* [DATA ENTRIES]
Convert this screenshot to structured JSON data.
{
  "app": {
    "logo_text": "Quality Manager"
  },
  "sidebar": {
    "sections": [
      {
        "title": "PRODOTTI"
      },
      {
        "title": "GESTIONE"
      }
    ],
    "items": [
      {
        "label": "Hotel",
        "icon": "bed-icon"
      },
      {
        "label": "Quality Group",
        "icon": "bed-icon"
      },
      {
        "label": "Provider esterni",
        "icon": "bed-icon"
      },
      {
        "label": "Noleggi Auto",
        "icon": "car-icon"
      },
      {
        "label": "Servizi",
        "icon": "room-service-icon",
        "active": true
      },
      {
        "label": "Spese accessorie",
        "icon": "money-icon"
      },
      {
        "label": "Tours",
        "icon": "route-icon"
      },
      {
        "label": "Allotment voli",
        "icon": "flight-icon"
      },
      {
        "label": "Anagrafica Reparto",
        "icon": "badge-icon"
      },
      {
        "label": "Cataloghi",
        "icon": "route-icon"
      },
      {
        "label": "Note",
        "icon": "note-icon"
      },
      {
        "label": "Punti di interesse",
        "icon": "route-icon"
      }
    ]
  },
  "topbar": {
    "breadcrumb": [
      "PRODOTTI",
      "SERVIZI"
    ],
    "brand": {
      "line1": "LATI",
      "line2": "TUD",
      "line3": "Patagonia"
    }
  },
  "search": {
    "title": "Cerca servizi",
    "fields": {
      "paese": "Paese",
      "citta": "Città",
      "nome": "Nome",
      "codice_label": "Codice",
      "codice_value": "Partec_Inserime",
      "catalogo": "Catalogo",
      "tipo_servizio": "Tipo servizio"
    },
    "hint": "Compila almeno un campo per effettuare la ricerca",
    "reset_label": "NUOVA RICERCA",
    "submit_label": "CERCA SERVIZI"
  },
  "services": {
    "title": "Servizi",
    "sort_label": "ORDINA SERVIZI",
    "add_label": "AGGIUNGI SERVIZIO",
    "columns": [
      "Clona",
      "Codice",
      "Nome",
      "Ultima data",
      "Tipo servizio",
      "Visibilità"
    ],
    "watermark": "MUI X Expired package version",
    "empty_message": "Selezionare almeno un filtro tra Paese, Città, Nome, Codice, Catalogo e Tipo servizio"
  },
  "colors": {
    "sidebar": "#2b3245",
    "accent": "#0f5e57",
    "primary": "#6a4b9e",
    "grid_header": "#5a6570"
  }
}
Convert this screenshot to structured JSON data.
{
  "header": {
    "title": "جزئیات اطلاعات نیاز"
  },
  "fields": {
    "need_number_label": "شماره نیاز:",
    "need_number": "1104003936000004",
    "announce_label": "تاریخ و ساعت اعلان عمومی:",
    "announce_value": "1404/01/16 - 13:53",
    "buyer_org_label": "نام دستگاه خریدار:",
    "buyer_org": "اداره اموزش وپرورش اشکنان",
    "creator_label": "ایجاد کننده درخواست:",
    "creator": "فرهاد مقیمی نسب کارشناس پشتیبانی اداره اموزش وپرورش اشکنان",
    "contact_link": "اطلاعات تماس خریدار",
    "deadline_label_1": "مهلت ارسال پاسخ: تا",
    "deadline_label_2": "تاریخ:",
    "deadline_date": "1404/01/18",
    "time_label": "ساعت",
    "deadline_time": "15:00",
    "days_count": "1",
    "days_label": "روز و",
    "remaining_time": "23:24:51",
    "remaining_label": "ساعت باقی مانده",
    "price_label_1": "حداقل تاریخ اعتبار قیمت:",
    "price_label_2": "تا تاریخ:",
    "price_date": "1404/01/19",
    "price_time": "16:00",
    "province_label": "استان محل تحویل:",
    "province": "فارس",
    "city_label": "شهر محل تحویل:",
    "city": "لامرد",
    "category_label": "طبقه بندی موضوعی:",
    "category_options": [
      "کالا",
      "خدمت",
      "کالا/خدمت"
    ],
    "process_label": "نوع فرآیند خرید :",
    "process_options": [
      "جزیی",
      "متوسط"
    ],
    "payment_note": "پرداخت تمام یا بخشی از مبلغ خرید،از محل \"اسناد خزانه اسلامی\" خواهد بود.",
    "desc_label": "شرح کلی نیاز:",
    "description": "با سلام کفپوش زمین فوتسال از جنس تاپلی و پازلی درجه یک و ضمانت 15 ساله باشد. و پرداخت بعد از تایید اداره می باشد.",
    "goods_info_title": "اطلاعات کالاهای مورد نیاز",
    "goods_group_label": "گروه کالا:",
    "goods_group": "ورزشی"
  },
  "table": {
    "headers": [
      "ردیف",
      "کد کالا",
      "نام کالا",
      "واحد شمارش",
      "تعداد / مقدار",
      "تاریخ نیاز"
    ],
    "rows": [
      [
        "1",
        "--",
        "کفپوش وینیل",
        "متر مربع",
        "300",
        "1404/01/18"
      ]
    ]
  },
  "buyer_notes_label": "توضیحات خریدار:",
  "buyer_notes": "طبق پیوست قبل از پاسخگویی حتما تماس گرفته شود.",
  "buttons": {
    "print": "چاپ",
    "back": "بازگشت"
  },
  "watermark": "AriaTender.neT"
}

* [DESCRIPTION OF THE TASK] Show each line in the entries that holds the string "ساعت".

* [TASK RESULT]
    "announce_label": "تاریخ و ساعت اعلان عمومی:",
    "time_label": "ساعت",
    "remaining_label": "ساعت باقی مانده",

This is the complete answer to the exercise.